#### [Exercise task]
Extract each line of the data and write it out again exactly.

#### [Input rows]
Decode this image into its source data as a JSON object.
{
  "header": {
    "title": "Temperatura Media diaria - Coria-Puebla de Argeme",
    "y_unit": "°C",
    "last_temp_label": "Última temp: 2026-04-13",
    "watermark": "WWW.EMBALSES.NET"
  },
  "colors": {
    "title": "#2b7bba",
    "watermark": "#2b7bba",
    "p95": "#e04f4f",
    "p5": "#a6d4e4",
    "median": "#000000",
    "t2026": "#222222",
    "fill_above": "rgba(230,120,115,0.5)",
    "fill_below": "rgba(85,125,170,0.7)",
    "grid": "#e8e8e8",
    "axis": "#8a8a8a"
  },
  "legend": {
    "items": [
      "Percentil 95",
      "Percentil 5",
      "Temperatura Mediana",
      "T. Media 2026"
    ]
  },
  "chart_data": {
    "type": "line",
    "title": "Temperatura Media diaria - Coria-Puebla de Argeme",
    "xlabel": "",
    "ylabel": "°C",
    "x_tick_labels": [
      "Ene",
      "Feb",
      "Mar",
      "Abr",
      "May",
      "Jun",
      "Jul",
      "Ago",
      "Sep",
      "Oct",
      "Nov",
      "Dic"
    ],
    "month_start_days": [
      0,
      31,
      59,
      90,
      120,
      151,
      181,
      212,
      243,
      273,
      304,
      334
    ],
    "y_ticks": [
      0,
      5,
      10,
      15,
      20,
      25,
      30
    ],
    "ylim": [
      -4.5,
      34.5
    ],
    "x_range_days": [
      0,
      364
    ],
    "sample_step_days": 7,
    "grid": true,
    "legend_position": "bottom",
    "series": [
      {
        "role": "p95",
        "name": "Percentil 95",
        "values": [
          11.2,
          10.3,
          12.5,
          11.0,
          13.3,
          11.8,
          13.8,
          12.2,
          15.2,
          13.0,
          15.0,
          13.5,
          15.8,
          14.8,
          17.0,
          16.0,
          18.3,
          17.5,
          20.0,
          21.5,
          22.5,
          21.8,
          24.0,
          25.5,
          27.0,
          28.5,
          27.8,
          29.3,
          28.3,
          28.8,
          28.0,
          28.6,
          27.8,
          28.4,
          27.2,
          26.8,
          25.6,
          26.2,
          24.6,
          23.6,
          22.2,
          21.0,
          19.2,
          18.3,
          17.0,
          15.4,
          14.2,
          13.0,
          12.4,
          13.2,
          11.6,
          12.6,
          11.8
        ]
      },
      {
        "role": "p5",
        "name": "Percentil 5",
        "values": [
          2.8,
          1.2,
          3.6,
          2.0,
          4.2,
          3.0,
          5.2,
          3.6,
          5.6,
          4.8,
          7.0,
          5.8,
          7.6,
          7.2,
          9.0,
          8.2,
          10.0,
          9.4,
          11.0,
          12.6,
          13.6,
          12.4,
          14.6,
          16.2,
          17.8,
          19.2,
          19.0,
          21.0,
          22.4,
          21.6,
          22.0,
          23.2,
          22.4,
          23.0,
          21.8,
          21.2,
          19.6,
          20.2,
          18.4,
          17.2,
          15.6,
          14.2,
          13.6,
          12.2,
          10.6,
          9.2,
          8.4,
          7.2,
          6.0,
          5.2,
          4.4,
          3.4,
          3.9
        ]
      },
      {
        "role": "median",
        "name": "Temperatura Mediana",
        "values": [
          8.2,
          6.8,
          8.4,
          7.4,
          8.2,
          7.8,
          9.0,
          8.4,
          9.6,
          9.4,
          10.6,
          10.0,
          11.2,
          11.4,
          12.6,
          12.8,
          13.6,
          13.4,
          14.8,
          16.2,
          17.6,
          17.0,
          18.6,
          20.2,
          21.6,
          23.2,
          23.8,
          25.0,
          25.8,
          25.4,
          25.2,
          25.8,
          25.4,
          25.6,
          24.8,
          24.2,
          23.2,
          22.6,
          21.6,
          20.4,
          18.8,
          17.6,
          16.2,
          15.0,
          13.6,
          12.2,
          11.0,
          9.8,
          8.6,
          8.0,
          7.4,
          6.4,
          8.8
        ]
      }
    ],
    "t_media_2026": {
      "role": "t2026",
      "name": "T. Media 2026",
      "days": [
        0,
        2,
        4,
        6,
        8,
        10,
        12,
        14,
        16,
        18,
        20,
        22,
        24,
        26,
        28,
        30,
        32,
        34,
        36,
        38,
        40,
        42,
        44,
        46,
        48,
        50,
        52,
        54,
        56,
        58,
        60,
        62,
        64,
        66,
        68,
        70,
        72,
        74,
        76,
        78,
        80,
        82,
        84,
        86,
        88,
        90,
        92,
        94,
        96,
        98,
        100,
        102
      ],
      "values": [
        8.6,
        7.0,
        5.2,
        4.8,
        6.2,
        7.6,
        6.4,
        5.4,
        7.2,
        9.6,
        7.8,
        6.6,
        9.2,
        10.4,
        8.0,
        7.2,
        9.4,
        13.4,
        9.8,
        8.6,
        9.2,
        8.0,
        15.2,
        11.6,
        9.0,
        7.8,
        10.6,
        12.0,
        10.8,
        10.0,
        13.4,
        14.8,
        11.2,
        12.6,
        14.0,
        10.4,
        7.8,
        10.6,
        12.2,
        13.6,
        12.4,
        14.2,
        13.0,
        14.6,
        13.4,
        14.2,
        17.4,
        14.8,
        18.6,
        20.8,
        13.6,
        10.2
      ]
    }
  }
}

#### [In response]
Decode this image into its source data as a JSON object.
{
  "header": {
    "title": "Temperatura Media diaria - Coria-Puebla de Argeme",
    "y_unit": "°C",
    "last_temp_label": "Última temp: 2026-04-13",
    "watermark": "WWW.EMBALSES.NET"
  },
  "colors": {
    "title": "#2b7bba",
    "watermark": "#2b7bba",
    "p95": "#e04f4f",
    "p5": "#a6d4e4",
    "median": "#000000",
    "t2026": "#222222",
    "fill_above": "rgba(230,120,115,0.5)",
    "fill_below": "rgba(85,125,170,0.7)",
    "grid": "#e8e8e8",
    "axis": "#8a8a8a"
  },
  "legend": {
    "items": [
      "Percentil 95",
      "Percentil 5",
      "Temperatura Mediana",
      "T. Media 2026"
    ]
  },
  "chart_data": {
    "type": "line",
    "title": "Temperatura Media diaria - Coria-Puebla de Argeme",
    "xlabel": "",
    "ylabel": "°C",
    "x_tick_labels": [
      "Ene",
      "Feb",
      "Mar",
      "Abr",
      "May",
      "Jun",
      "Jul",
      "Ago",
      "Sep",
      "Oct",
      "Nov",
      "Dic"
    ],
    "month_start_days": [
      0,
      31,
      59,
      90,
      120,
      151,
      181,
      212,
      243,
      273,
      304,
      334
    ],
    "y_ticks": [
      0,
      5,
      10,
      15,
      20,
      25,
      30
    ],
    "ylim": [
      -4.5,
      34.5
    ],
    "x_range_days": [
      0,
      364
    ],
    "sample_step_days": 7,
    "grid": true,
    "legend_position": "bottom",
    "series": [
      {
        "role": "p95",
        "name": "Percentil 95",
        "values": [
          11.2,
          10.3,
          12.5,
          11.0,
          13.3,
          11.8,
          13.8,
          12.2,
          15.2,
          13.0,
          15.0,
          13.5,
          15.8,
          14.8,
          17.0,
          16.0,
          18.3,
          17.5,
          20.0,
          21.5,
          22.5,
          21.8,
          24.0,
          25.5,
          27.0,
          28.5,
          27.8,
          29.3,
          28.3,
          28.8,
          28.0,
          28.6,
          27.8,
          28.4,
          27.2,
          26.8,
          25.6,
          26.2,
          24.6,
          23.6,
          22.2,
          21.0,
          19.2,
          18.3,
          17.0,
          15.4,
          14.2,
          13.0,
          12.4,
          13.2,
          11.6,
          12.6,
          11.8
        ]
      },
      {
        "role": "p5",
        "name": "Percentil 5",
        "values": [
          2.8,
          1.2,
          3.6,
          2.0,
          4.2,
          3.0,
          5.2,
          3.6,
          5.6,
          4.8,
          7.0,
          5.8,
          7.6,
          7.2,
          9.0,
          8.2,
          10.0,
          9.4,
          11.0,
          12.6,
          13.6,
          12.4,
          14.6,
          16.2,
          17.8,
          19.2,
          19.0,
          21.0,
          22.4,
          21.6,
          22.0,
          23.2,
          22.4,
          23.0,
          21.8,
          21.2,
          19.6,
          20.2,
          18.4,
          17.2,
          15.6,
          14.2,
          13.6,
          12.2,
          10.6,
          9.2,
          8.4,
          7.2,
          6.0,
          5.2,
          4.4,
          3.4,
          3.9
        ]
      },
      {
        "role": "median",
        "name": "Temperatura Mediana",
        "values": [
          8.2,
          6.8,
          8.4,
          7.4,
          8.2,
          7.8,
          9.0,
          8.4,
          9.6,
          9.4,
          10.6,
          10.0,
          11.2,
          11.4,
          12.6,
          12.8,
          13.6,
          13.4,
          14.8,
          16.2,
          17.6,
          17.0,
          18.6,
          20.2,
          21.6,
          23.2,
          23.8,
          25.0,
          25.8,
          25.4,
          25.2,
          25.8,
          25.4,
          25.6,
          24.8,
          24.2,
          23.2,
          22.6,
          21.6,
          20.4,
          18.8,
          17.6,
          16.2,
          15.0,
          13.6,
          12.2,
          11.0,
          9.8,
          8.6,
          8.0,
          7.4,
          6.4,
          8.8
        ]
      }
    ],
    "t_media_2026": {
      "role": "t2026",
      "name": "T. Media 2026",
      "days": [
        0,
        2,
        4,
        6,
        8,
        10,
        12,
        14,
        16,
        18,
        20,
        22,
        24,
        26,
        28,
        30,
        32,
        34,
        36,
        38,
        40,
        42,
        44,
        46,
        48,
        50,
        52,
        54,
        56,
        58,
        60,
        62,
        64,
        66,
        68,
        70,
        72,
        74,
        76,
        78,
        80,
        82,
        84,
        86,
        88,
        90,
        92,
        94,
        96,
        98,
        100,
        102
      ],
      "values": [
        8.6,
        7.0,
        5.2,
        4.8,
        6.2,
        7.6,
        6.4,
        5.4,
        7.2,
        9.6,
        7.8,
        6.6,
        9.2,
        10.4,
        8.0,
        7.2,
        9.4,
        13.4,
        9.8,
        8.6,
        9.2,
        8.0,
        15.2,
        11.6,
        9.0,
        7.8,
        10.6,
        12.0,
        10.8,
        10.0,
        13.4,
        14.8,
        11.2,
        12.6,
        14.0,
        10.4,
        7.8,
        10.6,
        12.2,
        13.6,
        12.4,
        14.2,
        13.0,
        14.6,
        13.4,
        14.2,
        17.4,
        14.8,
        18.6,
        20.8,
        13.6,
        10.2
      ]
    }
  }
}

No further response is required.